(Chart and figure data)
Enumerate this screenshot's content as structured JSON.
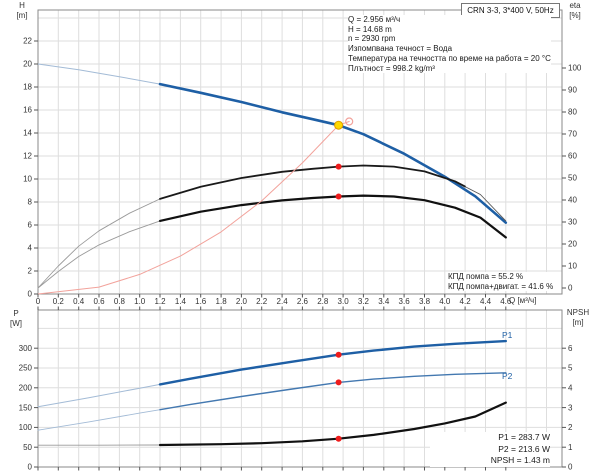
{
  "header": {
    "pump_model_box": "CRN 3-3, 3*400 V, 50Hz"
  },
  "info_block": [
    "Q = 2.956 м³/ч",
    "H = 14.68 m",
    "n = 2930 rpm",
    "Изпомпвана течност = Вода",
    "Температура на течността по време на работа = 20 °C",
    "Плътност = 998.2 kg/m³"
  ],
  "efficiency_block": [
    "КПД помпа = 55.2 %",
    "КПД помпа+двигат. = 41.6 %"
  ],
  "result_block": [
    "P1 = 283.7 W",
    "P2 = 213.6 W",
    "NPSH = 1.43 m"
  ],
  "axis_labels": {
    "h_name": "H",
    "h_unit": "[m]",
    "eta_name": "eta",
    "eta_unit": "[%]",
    "q_label": "Q [м³/ч]",
    "p_name": "P",
    "p_unit": "[W]",
    "npsh_name": "NPSH",
    "npsh_unit": "[m]"
  },
  "curve_labels": {
    "p1": "P1",
    "p2": "P2"
  },
  "chart_data": [
    {
      "type": "line",
      "name": "pump-performance-curves",
      "xlabel": "Q [м³/ч]",
      "ylabel_left": "H [m]",
      "ylabel_right": "eta [%]",
      "xlim": [
        0,
        5.15
      ],
      "ylim_left": [
        0,
        24.7
      ],
      "ylim_right": [
        0,
        126
      ],
      "x_ticks": [
        0,
        0.2,
        0.4,
        0.6,
        0.8,
        1.0,
        1.2,
        1.4,
        1.6,
        1.8,
        2.0,
        2.2,
        2.4,
        2.6,
        2.8,
        3.0,
        3.2,
        3.4,
        3.6,
        3.8,
        4.0,
        4.2,
        4.4,
        4.6
      ],
      "x_tick_labels": [
        "0",
        "0.2",
        "0.4",
        "0.6",
        "0.8",
        "1.0",
        "1.2",
        "1.4",
        "1.6",
        "1.8",
        "2.0",
        "2.2",
        "2.4",
        "2.6",
        "2.8",
        "3.0",
        "3.2",
        "3.4",
        "3.6",
        "3.8",
        "4.0",
        "4.2",
        "4.4",
        "4.6"
      ],
      "y_left_ticks": [
        0,
        2,
        4,
        6,
        8,
        10,
        12,
        14,
        16,
        18,
        20,
        22
      ],
      "y_right_ticks": [
        0,
        10,
        20,
        30,
        40,
        50,
        60,
        70,
        80,
        90,
        100
      ],
      "grid": true,
      "series": [
        {
          "name": "H-Q curve",
          "axis": "left",
          "points": [
            [
              0,
              20.0
            ],
            [
              0.4,
              19.5
            ],
            [
              0.8,
              18.9
            ],
            [
              1.2,
              18.25
            ],
            [
              1.6,
              17.5
            ],
            [
              2.0,
              16.7
            ],
            [
              2.4,
              15.8
            ],
            [
              2.7,
              15.2
            ],
            [
              2.956,
              14.68
            ],
            [
              3.2,
              13.9
            ],
            [
              3.6,
              12.2
            ],
            [
              4.0,
              10.2
            ],
            [
              4.3,
              8.5
            ],
            [
              4.6,
              6.2
            ]
          ],
          "segments": [
            {
              "from": 0,
              "to": 1.2,
              "width": 1,
              "color": "#a3bbd6"
            },
            {
              "from": 1.2,
              "to": 4.6,
              "width": 2.6,
              "color": "#1e5fa5"
            }
          ]
        },
        {
          "name": "eta pump",
          "axis": "right",
          "points": [
            [
              0,
              0
            ],
            [
              0.2,
              10
            ],
            [
              0.4,
              19
            ],
            [
              0.6,
              26
            ],
            [
              0.9,
              34
            ],
            [
              1.2,
              40.5
            ],
            [
              1.6,
              46
            ],
            [
              2.0,
              50
            ],
            [
              2.4,
              52.8
            ],
            [
              2.7,
              54.2
            ],
            [
              2.956,
              55.2
            ],
            [
              3.2,
              55.7
            ],
            [
              3.5,
              55.2
            ],
            [
              3.8,
              53
            ],
            [
              4.1,
              48.5
            ],
            [
              4.35,
              42.5
            ],
            [
              4.6,
              30.5
            ]
          ],
          "segments": [
            {
              "from": 0,
              "to": 1.2,
              "width": 0.9,
              "color": "#9a9a9a"
            },
            {
              "from": 1.2,
              "to": 4.2,
              "width": 1.8,
              "color": "#1a1a1a"
            },
            {
              "from": 4.2,
              "to": 4.6,
              "width": 0.9,
              "color": "#555555"
            }
          ]
        },
        {
          "name": "eta pump+motor",
          "axis": "right",
          "points": [
            [
              0,
              0
            ],
            [
              0.2,
              7.5
            ],
            [
              0.4,
              14.3
            ],
            [
              0.6,
              19.6
            ],
            [
              0.9,
              25.6
            ],
            [
              1.2,
              30.5
            ],
            [
              1.6,
              34.7
            ],
            [
              2.0,
              37.7
            ],
            [
              2.4,
              39.8
            ],
            [
              2.7,
              40.9
            ],
            [
              2.956,
              41.6
            ],
            [
              3.2,
              42.0
            ],
            [
              3.5,
              41.6
            ],
            [
              3.8,
              39.9
            ],
            [
              4.1,
              36.5
            ],
            [
              4.35,
              32.0
            ],
            [
              4.6,
              23.0
            ]
          ],
          "segments": [
            {
              "from": 0,
              "to": 1.2,
              "width": 0.9,
              "color": "#9a9a9a"
            },
            {
              "from": 1.2,
              "to": 4.6,
              "width": 2.2,
              "color": "#111111"
            }
          ]
        },
        {
          "name": "system curve",
          "axis": "left",
          "points": [
            [
              0,
              0
            ],
            [
              0.6,
              0.6
            ],
            [
              1.0,
              1.7
            ],
            [
              1.4,
              3.3
            ],
            [
              1.8,
              5.4
            ],
            [
              2.2,
              8.1
            ],
            [
              2.6,
              11.4
            ],
            [
              2.956,
              14.68
            ],
            [
              3.06,
              15.0
            ]
          ],
          "segments": [
            {
              "from": 0,
              "to": 3.06,
              "width": 1,
              "color": "#f2a29b"
            }
          ]
        }
      ],
      "markers": [
        {
          "name": "duty-point",
          "shape": "filled",
          "axis": "left",
          "x": 2.956,
          "y": 14.68,
          "r": 4,
          "fill": "#ffd900",
          "stroke": "#df9e00",
          "interactable": true
        },
        {
          "name": "requested-duty-point",
          "shape": "open",
          "axis": "left",
          "x": 3.06,
          "y": 15.0,
          "r": 3.5,
          "fill": "none",
          "stroke": "#f2a29b",
          "interactable": false
        },
        {
          "name": "eta-pump-point",
          "shape": "filled",
          "axis": "right",
          "x": 2.956,
          "y": 55.2,
          "r": 3,
          "fill": "#ee1c1c",
          "stroke": "none",
          "interactable": false
        },
        {
          "name": "eta-pump-motor-point",
          "shape": "filled",
          "axis": "right",
          "x": 2.956,
          "y": 41.6,
          "r": 3,
          "fill": "#ee1c1c",
          "stroke": "none",
          "interactable": false
        }
      ]
    },
    {
      "type": "line",
      "name": "power-and-npsh-curves",
      "xlabel": "",
      "ylabel_left": "P [W]",
      "ylabel_right": "NPSH [m]",
      "xlim": [
        0,
        5.15
      ],
      "ylim_left": [
        0,
        396
      ],
      "ylim_right": [
        0,
        7.9
      ],
      "x_ticks": [
        0,
        0.2,
        0.4,
        0.6,
        0.8,
        1.0,
        1.2,
        1.4,
        1.6,
        1.8,
        2.0,
        2.2,
        2.4,
        2.6,
        2.8,
        3.0,
        3.2,
        3.4,
        3.6,
        3.8,
        4.0,
        4.2,
        4.4,
        4.6
      ],
      "y_left_ticks": [
        0,
        50,
        100,
        150,
        200,
        250,
        300
      ],
      "y_right_ticks": [
        0,
        1,
        2,
        3,
        4,
        5,
        6
      ],
      "grid": true,
      "series": [
        {
          "name": "P1 power input",
          "axis": "left",
          "points": [
            [
              0,
              152
            ],
            [
              0.5,
              175
            ],
            [
              1.0,
              199
            ],
            [
              1.5,
              223
            ],
            [
              2.0,
              246
            ],
            [
              2.5,
              266
            ],
            [
              2.956,
              283.7
            ],
            [
              3.3,
              294
            ],
            [
              3.7,
              304
            ],
            [
              4.1,
              311
            ],
            [
              4.6,
              318
            ]
          ],
          "segments": [
            {
              "from": 0,
              "to": 1.2,
              "width": 1,
              "color": "#a3bbd6"
            },
            {
              "from": 1.2,
              "to": 4.6,
              "width": 2.4,
              "color": "#1e5fa5"
            }
          ]
        },
        {
          "name": "P2 shaft power",
          "axis": "left",
          "points": [
            [
              0,
              93
            ],
            [
              0.5,
              114
            ],
            [
              1.0,
              136
            ],
            [
              1.5,
              158
            ],
            [
              2.0,
              178
            ],
            [
              2.5,
              197
            ],
            [
              2.956,
              213.6
            ],
            [
              3.3,
              222
            ],
            [
              3.7,
              229
            ],
            [
              4.1,
              234
            ],
            [
              4.6,
              238
            ]
          ],
          "segments": [
            {
              "from": 0,
              "to": 1.2,
              "width": 0.9,
              "color": "#a3bbd6"
            },
            {
              "from": 1.2,
              "to": 4.6,
              "width": 1.4,
              "color": "#4378b0"
            }
          ]
        },
        {
          "name": "NPSH",
          "axis": "right",
          "points": [
            [
              0,
              1.1
            ],
            [
              0.6,
              1.1
            ],
            [
              1.2,
              1.11
            ],
            [
              1.8,
              1.15
            ],
            [
              2.2,
              1.2
            ],
            [
              2.6,
              1.3
            ],
            [
              2.956,
              1.43
            ],
            [
              3.3,
              1.62
            ],
            [
              3.7,
              1.92
            ],
            [
              4.0,
              2.2
            ],
            [
              4.3,
              2.55
            ],
            [
              4.6,
              3.25
            ]
          ],
          "segments": [
            {
              "from": 0,
              "to": 1.2,
              "width": 0.9,
              "color": "#999999"
            },
            {
              "from": 1.2,
              "to": 4.6,
              "width": 2.2,
              "color": "#111111"
            }
          ]
        }
      ],
      "markers": [
        {
          "name": "p1-point",
          "shape": "filled",
          "axis": "left",
          "x": 2.956,
          "y": 283.7,
          "r": 3,
          "fill": "#ee1c1c",
          "stroke": "none",
          "interactable": false
        },
        {
          "name": "p2-point",
          "shape": "filled",
          "axis": "left",
          "x": 2.956,
          "y": 213.6,
          "r": 3,
          "fill": "#ee1c1c",
          "stroke": "none",
          "interactable": false
        },
        {
          "name": "npsh-point",
          "shape": "filled",
          "axis": "right",
          "x": 2.956,
          "y": 1.43,
          "r": 3,
          "fill": "#ee1c1c",
          "stroke": "none",
          "interactable": false
        }
      ]
    }
  ]
}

Requirements >>
Extract each line holding the word "duty" from the records.

Right answer >>
          "name": "duty-point",
          "name": "requested-duty-point",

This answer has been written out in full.